> Written request:
Track down the lines that contain "khala" and copy them.
# START OF Data records
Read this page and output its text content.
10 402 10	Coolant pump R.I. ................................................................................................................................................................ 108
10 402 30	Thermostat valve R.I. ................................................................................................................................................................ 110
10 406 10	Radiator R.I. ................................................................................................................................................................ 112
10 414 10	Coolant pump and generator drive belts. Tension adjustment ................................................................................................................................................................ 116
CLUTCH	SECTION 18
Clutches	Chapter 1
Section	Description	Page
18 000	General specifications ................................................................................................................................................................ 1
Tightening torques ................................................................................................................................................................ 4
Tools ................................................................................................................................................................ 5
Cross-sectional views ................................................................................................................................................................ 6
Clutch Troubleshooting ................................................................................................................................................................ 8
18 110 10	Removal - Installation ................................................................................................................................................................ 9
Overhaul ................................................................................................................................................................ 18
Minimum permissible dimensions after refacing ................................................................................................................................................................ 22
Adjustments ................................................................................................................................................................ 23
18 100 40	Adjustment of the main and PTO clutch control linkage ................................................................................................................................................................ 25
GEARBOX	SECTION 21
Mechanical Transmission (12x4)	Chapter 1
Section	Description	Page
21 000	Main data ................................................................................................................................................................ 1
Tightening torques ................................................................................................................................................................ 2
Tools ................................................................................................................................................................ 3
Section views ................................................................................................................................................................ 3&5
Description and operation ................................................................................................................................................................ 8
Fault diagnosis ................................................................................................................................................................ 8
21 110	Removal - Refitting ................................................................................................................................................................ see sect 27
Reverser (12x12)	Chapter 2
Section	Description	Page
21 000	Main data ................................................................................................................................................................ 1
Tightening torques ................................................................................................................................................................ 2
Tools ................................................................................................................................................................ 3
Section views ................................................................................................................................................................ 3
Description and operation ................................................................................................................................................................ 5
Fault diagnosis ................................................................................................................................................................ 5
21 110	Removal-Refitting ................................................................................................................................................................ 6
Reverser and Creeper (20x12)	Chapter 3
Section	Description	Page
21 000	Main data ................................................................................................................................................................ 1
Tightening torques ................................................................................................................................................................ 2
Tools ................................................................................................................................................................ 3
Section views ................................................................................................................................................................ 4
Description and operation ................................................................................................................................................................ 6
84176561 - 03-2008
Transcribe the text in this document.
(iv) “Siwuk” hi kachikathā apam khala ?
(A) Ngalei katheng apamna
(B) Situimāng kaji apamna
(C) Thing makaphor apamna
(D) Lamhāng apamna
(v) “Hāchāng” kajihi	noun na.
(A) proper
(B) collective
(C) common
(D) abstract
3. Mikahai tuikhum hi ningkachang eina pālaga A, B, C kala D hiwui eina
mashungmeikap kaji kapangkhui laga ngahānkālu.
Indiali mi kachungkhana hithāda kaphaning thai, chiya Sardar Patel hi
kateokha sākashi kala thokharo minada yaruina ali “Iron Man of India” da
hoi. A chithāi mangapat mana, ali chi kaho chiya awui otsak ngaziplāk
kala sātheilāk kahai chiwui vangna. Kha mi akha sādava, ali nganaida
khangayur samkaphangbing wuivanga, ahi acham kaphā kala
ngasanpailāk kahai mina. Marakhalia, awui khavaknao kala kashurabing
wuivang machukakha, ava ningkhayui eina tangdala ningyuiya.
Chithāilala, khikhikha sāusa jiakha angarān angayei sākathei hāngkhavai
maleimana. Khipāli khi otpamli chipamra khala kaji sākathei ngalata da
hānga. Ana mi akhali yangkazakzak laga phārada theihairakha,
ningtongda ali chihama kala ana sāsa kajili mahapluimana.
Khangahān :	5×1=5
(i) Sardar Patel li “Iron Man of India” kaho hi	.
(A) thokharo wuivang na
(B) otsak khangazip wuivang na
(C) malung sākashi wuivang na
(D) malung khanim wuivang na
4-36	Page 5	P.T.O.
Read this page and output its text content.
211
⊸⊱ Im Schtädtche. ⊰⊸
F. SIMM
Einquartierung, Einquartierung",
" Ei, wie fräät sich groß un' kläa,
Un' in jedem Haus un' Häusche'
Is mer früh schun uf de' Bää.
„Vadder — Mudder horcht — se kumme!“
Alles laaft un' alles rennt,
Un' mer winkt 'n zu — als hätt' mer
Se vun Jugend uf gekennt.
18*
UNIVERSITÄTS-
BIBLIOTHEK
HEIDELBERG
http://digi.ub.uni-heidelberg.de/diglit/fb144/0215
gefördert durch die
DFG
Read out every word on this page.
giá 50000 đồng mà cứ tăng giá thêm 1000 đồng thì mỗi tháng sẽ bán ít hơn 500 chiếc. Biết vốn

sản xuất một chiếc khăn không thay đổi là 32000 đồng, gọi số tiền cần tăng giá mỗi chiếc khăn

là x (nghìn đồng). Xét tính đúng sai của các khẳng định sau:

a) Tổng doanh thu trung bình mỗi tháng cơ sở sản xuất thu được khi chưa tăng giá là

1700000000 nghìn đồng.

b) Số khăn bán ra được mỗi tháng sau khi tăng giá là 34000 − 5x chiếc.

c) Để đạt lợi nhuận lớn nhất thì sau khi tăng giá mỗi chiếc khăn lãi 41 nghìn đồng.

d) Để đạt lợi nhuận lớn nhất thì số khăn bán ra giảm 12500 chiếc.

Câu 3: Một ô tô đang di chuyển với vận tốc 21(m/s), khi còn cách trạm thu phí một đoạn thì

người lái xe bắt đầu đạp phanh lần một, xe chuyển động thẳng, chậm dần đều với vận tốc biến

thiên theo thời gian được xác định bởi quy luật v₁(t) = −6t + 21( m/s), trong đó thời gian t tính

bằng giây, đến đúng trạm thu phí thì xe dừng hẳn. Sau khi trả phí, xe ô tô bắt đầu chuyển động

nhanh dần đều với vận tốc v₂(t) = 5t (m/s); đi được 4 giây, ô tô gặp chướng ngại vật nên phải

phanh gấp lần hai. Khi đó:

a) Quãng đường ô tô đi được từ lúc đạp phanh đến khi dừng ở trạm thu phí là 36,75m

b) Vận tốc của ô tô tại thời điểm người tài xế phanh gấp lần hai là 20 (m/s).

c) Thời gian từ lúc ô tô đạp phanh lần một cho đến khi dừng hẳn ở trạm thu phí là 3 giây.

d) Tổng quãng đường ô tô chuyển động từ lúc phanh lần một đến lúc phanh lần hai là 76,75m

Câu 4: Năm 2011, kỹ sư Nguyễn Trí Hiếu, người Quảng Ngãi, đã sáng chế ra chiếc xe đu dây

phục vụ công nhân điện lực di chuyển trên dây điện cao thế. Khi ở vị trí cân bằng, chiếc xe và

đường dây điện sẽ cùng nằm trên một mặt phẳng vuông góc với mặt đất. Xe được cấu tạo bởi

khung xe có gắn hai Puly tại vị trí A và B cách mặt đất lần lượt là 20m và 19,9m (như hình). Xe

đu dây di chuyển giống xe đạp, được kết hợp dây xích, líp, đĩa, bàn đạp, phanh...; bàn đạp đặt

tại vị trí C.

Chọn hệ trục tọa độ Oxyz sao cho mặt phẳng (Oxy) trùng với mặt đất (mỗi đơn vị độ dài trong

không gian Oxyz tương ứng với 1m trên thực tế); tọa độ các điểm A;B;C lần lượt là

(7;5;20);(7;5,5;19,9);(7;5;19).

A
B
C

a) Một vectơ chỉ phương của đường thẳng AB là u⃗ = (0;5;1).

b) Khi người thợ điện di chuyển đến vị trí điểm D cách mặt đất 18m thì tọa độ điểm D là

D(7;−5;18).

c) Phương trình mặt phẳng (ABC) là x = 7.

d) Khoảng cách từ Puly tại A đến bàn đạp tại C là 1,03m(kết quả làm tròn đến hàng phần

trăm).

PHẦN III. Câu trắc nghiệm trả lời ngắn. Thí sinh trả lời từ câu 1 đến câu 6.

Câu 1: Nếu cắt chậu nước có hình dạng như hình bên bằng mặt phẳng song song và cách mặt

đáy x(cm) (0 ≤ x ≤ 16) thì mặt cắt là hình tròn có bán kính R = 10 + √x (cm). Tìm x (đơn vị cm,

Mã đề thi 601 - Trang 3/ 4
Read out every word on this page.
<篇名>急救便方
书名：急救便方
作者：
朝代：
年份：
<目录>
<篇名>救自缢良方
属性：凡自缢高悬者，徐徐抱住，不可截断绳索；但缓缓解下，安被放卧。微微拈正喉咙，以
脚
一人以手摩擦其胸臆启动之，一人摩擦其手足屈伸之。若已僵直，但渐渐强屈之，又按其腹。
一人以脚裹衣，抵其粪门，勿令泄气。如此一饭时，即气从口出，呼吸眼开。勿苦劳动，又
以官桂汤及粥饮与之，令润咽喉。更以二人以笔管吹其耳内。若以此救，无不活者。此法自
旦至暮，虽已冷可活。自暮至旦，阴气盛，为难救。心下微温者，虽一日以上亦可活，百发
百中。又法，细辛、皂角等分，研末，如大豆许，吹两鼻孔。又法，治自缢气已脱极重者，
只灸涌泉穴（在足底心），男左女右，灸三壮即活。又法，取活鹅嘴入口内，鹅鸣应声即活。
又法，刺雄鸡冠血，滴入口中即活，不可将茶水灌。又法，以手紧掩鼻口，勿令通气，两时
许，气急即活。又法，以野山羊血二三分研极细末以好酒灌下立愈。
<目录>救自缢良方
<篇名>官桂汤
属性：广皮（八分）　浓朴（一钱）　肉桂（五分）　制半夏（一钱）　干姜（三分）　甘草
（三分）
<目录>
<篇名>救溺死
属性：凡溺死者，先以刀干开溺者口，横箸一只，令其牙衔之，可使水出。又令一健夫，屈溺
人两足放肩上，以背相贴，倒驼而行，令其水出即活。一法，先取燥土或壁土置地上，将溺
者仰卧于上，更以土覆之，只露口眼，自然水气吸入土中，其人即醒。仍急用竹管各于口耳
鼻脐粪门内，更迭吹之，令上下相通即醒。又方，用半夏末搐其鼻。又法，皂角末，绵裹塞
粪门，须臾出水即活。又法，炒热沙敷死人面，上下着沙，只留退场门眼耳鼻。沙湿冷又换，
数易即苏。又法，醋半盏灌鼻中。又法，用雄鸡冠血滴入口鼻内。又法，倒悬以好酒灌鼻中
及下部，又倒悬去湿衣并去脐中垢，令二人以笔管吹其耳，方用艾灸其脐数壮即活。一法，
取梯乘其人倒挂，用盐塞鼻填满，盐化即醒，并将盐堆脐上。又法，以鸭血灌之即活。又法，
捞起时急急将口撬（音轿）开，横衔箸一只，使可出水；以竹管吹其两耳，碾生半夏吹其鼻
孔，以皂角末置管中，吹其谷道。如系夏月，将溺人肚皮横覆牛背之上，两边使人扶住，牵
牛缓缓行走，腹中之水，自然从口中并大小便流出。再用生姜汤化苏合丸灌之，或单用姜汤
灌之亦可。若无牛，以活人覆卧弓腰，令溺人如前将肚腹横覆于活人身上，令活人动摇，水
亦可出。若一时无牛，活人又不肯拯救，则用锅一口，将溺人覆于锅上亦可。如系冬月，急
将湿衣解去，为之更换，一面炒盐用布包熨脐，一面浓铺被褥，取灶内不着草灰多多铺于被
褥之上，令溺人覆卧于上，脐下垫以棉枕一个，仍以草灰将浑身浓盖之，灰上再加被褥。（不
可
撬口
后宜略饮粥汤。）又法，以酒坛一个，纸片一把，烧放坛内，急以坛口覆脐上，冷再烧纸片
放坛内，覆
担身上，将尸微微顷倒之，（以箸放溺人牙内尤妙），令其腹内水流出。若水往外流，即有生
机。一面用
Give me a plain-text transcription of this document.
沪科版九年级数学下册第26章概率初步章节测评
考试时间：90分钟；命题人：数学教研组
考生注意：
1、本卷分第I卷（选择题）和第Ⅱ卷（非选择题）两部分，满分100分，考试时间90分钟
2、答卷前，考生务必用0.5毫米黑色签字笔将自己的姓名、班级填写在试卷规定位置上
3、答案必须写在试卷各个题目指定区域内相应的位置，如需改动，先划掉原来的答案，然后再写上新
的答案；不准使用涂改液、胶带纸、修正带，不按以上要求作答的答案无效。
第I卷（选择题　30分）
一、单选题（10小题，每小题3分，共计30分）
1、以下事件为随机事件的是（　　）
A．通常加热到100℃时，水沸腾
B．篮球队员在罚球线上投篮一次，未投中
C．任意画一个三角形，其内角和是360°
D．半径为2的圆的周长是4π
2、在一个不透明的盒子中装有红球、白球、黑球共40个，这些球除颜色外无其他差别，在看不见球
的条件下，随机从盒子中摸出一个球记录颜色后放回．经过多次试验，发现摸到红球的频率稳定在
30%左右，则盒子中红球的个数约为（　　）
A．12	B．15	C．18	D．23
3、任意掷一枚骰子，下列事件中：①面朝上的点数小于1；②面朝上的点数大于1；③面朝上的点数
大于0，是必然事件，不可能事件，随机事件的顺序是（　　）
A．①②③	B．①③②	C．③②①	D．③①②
# END OF Data records
> Solution to the exercise:
(iv) “Siwuk” hi kachikathā apam khala ?
maleimana. Khipāli khi otpamli chipamra khala kaji sākathei ngalata da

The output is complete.